Work required = Output all the entries word for word. Omit the pictures.

Dataset entries =
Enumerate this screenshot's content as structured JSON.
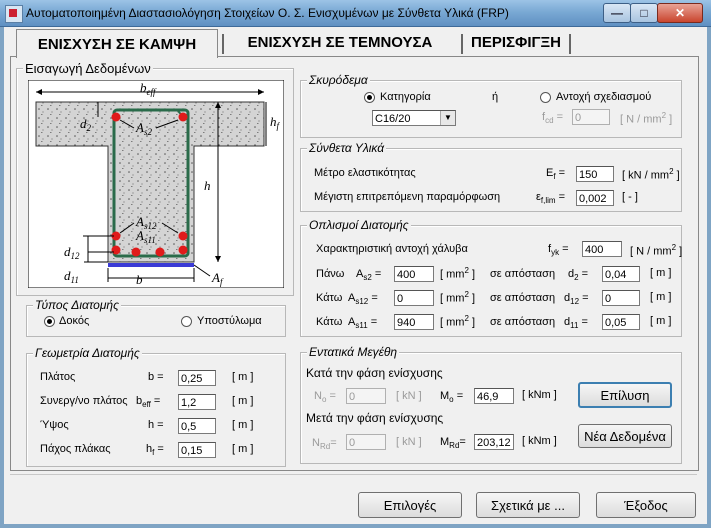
{
  "window": {
    "title": "Αυτοματοποιημένη Διαστασιολόγηση Στοιχείων Ο. Σ. Ενισχυμένων με Σύνθετα Υλικά  (FRP)",
    "min_glyph": "—",
    "max_glyph": "□",
    "close_glyph": "✕"
  },
  "tabs": [
    {
      "label": "ΕΝΙΣΧΥΣΗ ΣΕ ΚΑΜΨΗ",
      "active": true
    },
    {
      "label": "ΕΝΙΣΧΥΣΗ ΣΕ ΤΕΜΝΟΥΣΑ",
      "active": false
    },
    {
      "label": "ΠΕΡΙΣΦΙΓΞΗ",
      "active": false
    }
  ],
  "input_section": {
    "title": "Εισαγωγή Δεδομένων"
  },
  "diagram": {
    "labels": {
      "beff_b": "b",
      "beff_s": "eff",
      "d2_b": "d",
      "d2_s": "2",
      "as2_b": "A",
      "as2_s": "s2",
      "hf_b": "h",
      "hf_s": "f",
      "h": "h",
      "as12_b": "A",
      "as12_s": "s12",
      "as11_b": "A",
      "as11_s": "s11",
      "d12_b": "d",
      "d12_s": "12",
      "d11_b": "d",
      "d11_s": "11",
      "b": "b",
      "af_b": "A",
      "af_s": "f"
    }
  },
  "section_type": {
    "title": "Τύπος Διατομής",
    "options": [
      {
        "label": "Δοκός",
        "selected": true
      },
      {
        "label": "Υποστύλωμα",
        "selected": false
      }
    ]
  },
  "geometry": {
    "title": "Γεωμετρία Διατομής",
    "rows": [
      {
        "label": "Πλάτος",
        "sym": "b",
        "sub": "",
        "value": "0,25",
        "unit": "[ m ]"
      },
      {
        "label": "Συνεργ/νο πλάτος",
        "sym": "b",
        "sub": "eff",
        "value": "1,2",
        "unit": "[ m ]"
      },
      {
        "label": "Ύψος",
        "sym": "h",
        "sub": "",
        "value": "0,5",
        "unit": "[ m ]"
      },
      {
        "label": "Πάχος πλάκας",
        "sym": "h",
        "sub": "f",
        "value": "0,15",
        "unit": "[ m ]"
      }
    ]
  },
  "concrete": {
    "title": "Σκυρόδεμα",
    "opt_category": "Κατηγορία",
    "or": "ή",
    "opt_strength": "Αντοχή σχεδιασμού",
    "category_value": "C16/20",
    "fcd_sym": "f",
    "fcd_sub": "cd",
    "fcd_eq": "=",
    "fcd_value": "0",
    "fcd_unit": "[ N / mm",
    "fcd_unit_sup": "2",
    "fcd_unit_end": " ]"
  },
  "composites": {
    "title": "Σύνθετα Υλικά",
    "modulus_label": "Μέτρο ελαστικότητας",
    "modulus_sym": "E",
    "modulus_sub": "f",
    "modulus_eq": "=",
    "modulus_value": "150",
    "modulus_unit": "[ kN / mm",
    "modulus_unit_sup": "2",
    "modulus_unit_end": " ]",
    "strain_label": "Μέγιστη επιτρεπόμενη παραμόρφωση",
    "strain_sym": "ε",
    "strain_sub": "f,lim",
    "strain_eq": "=",
    "strain_value": "0,002",
    "strain_unit": "[ - ]"
  },
  "reinforcement": {
    "title": "Οπλισμοί Διατομής",
    "fyk_label": "Χαρακτηριστική  αντοχή χάλυβα",
    "fyk_sym": "f",
    "fyk_sub": "yk",
    "fyk_eq": "=",
    "fyk_value": "400",
    "fyk_unit": "[ N / mm",
    "fyk_unit_sup": "2",
    "fyk_unit_end": " ]",
    "rows": [
      {
        "pos": "Πάνω",
        "sym": "A",
        "sub": "s2",
        "value": "400",
        "unit": "[ mm",
        "unit_sup": "2",
        "unit_end": " ]",
        "dist_label": "σε απόσταση",
        "dsym": "d",
        "dsub": "2",
        "eq": "=",
        "dvalue": "0,04",
        "dunit": "[ m ]"
      },
      {
        "pos": "Κάτω",
        "sym": "A",
        "sub": "s12",
        "value": "0",
        "unit": "[ mm",
        "unit_sup": "2",
        "unit_end": " ]",
        "dist_label": "σε απόσταση",
        "dsym": "d",
        "dsub": "12",
        "eq": "=",
        "dvalue": "0",
        "dunit": "[ m ]"
      },
      {
        "pos": "Κάτω",
        "sym": "A",
        "sub": "s11",
        "value": "940",
        "unit": "[ mm",
        "unit_sup": "2",
        "unit_end": " ]",
        "dist_label": "σε απόσταση",
        "dsym": "d",
        "dsub": "11",
        "eq": "=",
        "dvalue": "0,05",
        "dunit": "[ m ]"
      }
    ]
  },
  "actions": {
    "title": "Εντατικά Μεγέθη",
    "during_label": "Κατά την φάση ενίσχυσης",
    "no_sym": "N",
    "no_sub": "o",
    "no_eq": "=",
    "no_value": "0",
    "no_unit": "[ kN ]",
    "mo_sym": "M",
    "mo_sub": "o",
    "mo_eq": "=",
    "mo_value": "46,9",
    "mo_unit": "[ kNm ]",
    "after_label": "Μετά την φάση ενίσχυσης",
    "nrd_sym": "N",
    "nrd_sub": "Rd",
    "nrd_eq": "=",
    "nrd_value": "0",
    "nrd_unit": "[ kN ]",
    "mrd_sym": "M",
    "mrd_sub": "Rd",
    "mrd_eq": "=",
    "mrd_value": "203,12",
    "mrd_unit": "[ kNm ]",
    "solve_button": "Επίλυση",
    "new_data_button": "Νέα Δεδομένα"
  },
  "footer": {
    "options_button": "Επιλογές",
    "about_button": "Σχετικά με ...",
    "exit_button": "Έξοδος"
  }
}
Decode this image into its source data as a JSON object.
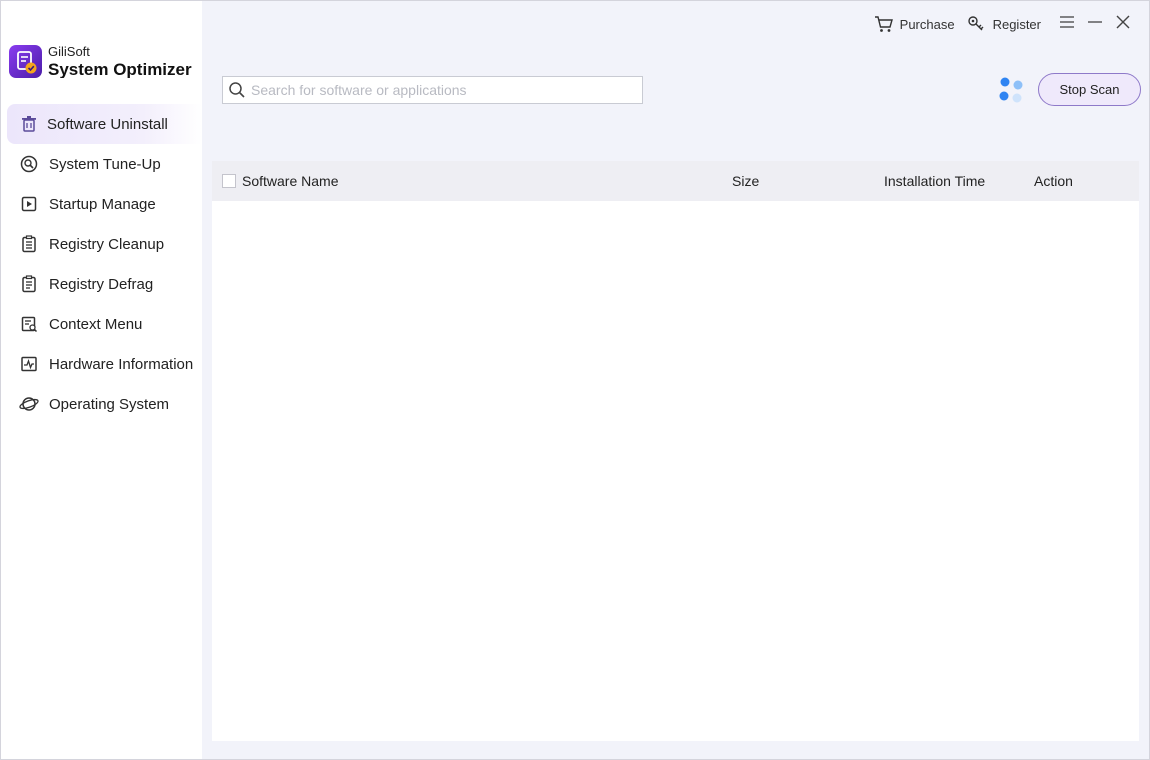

Finished answer =
Enumerate this screenshot's content as structured JSON.
{
  "window": {
    "title": "Αυτοματοποιημένη Διαστασιολόγηση Στοιχείων Ο. Σ. Ενισχυμένων με Σύνθετα Υλικά  (FRP)",
    "min_glyph": "—",
    "max_glyph": "□",
    "close_glyph": "✕"
  },
  "tabs": [
    {
      "label": "ΕΝΙΣΧΥΣΗ ΣΕ ΚΑΜΨΗ",
      "active": true
    },
    {
      "label": "ΕΝΙΣΧΥΣΗ ΣΕ ΤΕΜΝΟΥΣΑ",
      "active": false
    },
    {
      "label": "ΠΕΡΙΣΦΙΓΞΗ",
      "active": false
    }
  ],
  "input_section": {
    "title": "Εισαγωγή Δεδομένων"
  },
  "diagram": {
    "labels": {
      "beff_b": "b",
      "beff_s": "eff",
      "d2_b": "d",
      "d2_s": "2",
      "as2_b": "A",
      "as2_s": "s2",
      "hf_b": "h",
      "hf_s": "f",
      "h": "h",
      "as12_b": "A",
      "as12_s": "s12",
      "as11_b": "A",
      "as11_s": "s11",
      "d12_b": "d",
      "d12_s": "12",
      "d11_b": "d",
      "d11_s": "11",
      "b": "b",
      "af_b": "A",
      "af_s": "f"
    }
  },
  "section_type": {
    "title": "Τύπος Διατομής",
    "options": [
      {
        "label": "Δοκός",
        "selected": true
      },
      {
        "label": "Υποστύλωμα",
        "selected": false
      }
    ]
  },
  "geometry": {
    "title": "Γεωμετρία Διατομής",
    "rows": [
      {
        "label": "Πλάτος",
        "sym": "b",
        "sub": "",
        "value": "0,25",
        "unit": "[ m ]"
      },
      {
        "label": "Συνεργ/νο πλάτος",
        "sym": "b",
        "sub": "eff",
        "value": "1,2",
        "unit": "[ m ]"
      },
      {
        "label": "Ύψος",
        "sym": "h",
        "sub": "",
        "value": "0,5",
        "unit": "[ m ]"
      },
      {
        "label": "Πάχος πλάκας",
        "sym": "h",
        "sub": "f",
        "value": "0,15",
        "unit": "[ m ]"
      }
    ]
  },
  "concrete": {
    "title": "Σκυρόδεμα",
    "opt_category": "Κατηγορία",
    "or": "ή",
    "opt_strength": "Αντοχή σχεδιασμού",
    "category_value": "C16/20",
    "fcd_sym": "f",
    "fcd_sub": "cd",
    "fcd_eq": "=",
    "fcd_value": "0",
    "fcd_unit": "[ N / mm",
    "fcd_unit_sup": "2",
    "fcd_unit_end": " ]"
  },
  "composites": {
    "title": "Σύνθετα Υλικά",
    "modulus_label": "Μέτρο ελαστικότητας",
    "modulus_sym": "E",
    "modulus_sub": "f",
    "modulus_eq": "=",
    "modulus_value": "150",
    "modulus_unit": "[ kN / mm",
    "modulus_unit_sup": "2",
    "modulus_unit_end": " ]",
    "strain_label": "Μέγιστη επιτρεπόμενη παραμόρφωση",
    "strain_sym": "ε",
    "strain_sub": "f,lim",
    "strain_eq": "=",
    "strain_value": "0,002",
    "strain_unit": "[ - ]"
  },
  "reinforcement": {
    "title": "Οπλισμοί Διατομής",
    "fyk_label": "Χαρακτηριστική  αντοχή χάλυβα",
    "fyk_sym": "f",
    "fyk_sub": "yk",
    "fyk_eq": "=",
    "fyk_value": "400",
    "fyk_unit": "[ N / mm",
    "fyk_unit_sup": "2",
    "fyk_unit_end": " ]",
    "rows": [
      {
        "pos": "Πάνω",
        "sym": "A",
        "sub": "s2",
        "value": "400",
        "unit": "[ mm",
        "unit_sup": "2",
        "unit_end": " ]",
        "dist_label": "σε απόσταση",
        "dsym": "d",
        "dsub": "2",
        "eq": "=",
        "dvalue": "0,04",
        "dunit": "[ m ]"
      },
      {
        "pos": "Κάτω",
        "sym": "A",
        "sub": "s12",
        "value": "0",
        "unit": "[ mm",
        "unit_sup": "2",
        "unit_end": " ]",
        "dist_label": "σε απόσταση",
        "dsym": "d",
        "dsub": "12",
        "eq": "=",
        "dvalue": "0",
        "dunit": "[ m ]"
      },
      {
        "pos": "Κάτω",
        "sym": "A",
        "sub": "s11",
        "value": "940",
        "unit": "[ mm",
        "unit_sup": "2",
        "unit_end": " ]",
        "dist_label": "σε απόσταση",
        "dsym": "d",
        "dsub": "11",
        "eq": "=",
        "dvalue": "0,05",
        "dunit": "[ m ]"
      }
    ]
  },
  "actions": {
    "title": "Εντατικά Μεγέθη",
    "during_label": "Κατά την φάση ενίσχυσης",
    "no_sym": "N",
    "no_sub": "o",
    "no_eq": "=",
    "no_value": "0",
    "no_unit": "[ kN ]",
    "mo_sym": "M",
    "mo_sub": "o",
    "mo_eq": "=",
    "mo_value": "46,9",
    "mo_unit": "[ kNm ]",
    "after_label": "Μετά την φάση ενίσχυσης",
    "nrd_sym": "N",
    "nrd_sub": "Rd",
    "nrd_eq": "=",
    "nrd_value": "0",
    "nrd_unit": "[ kN ]",
    "mrd_sym": "M",
    "mrd_sub": "Rd",
    "mrd_eq": "=",
    "mrd_value": "203,12",
    "mrd_unit": "[ kNm ]",
    "solve_button": "Επίλυση",
    "new_data_button": "Νέα Δεδομένα"
  },
  "footer": {
    "options_button": "Επιλογές",
    "about_button": "Σχετικά με ...",
    "exit_button": "Έξοδος"
  }
}
Decode this image into its source data as a JSON object.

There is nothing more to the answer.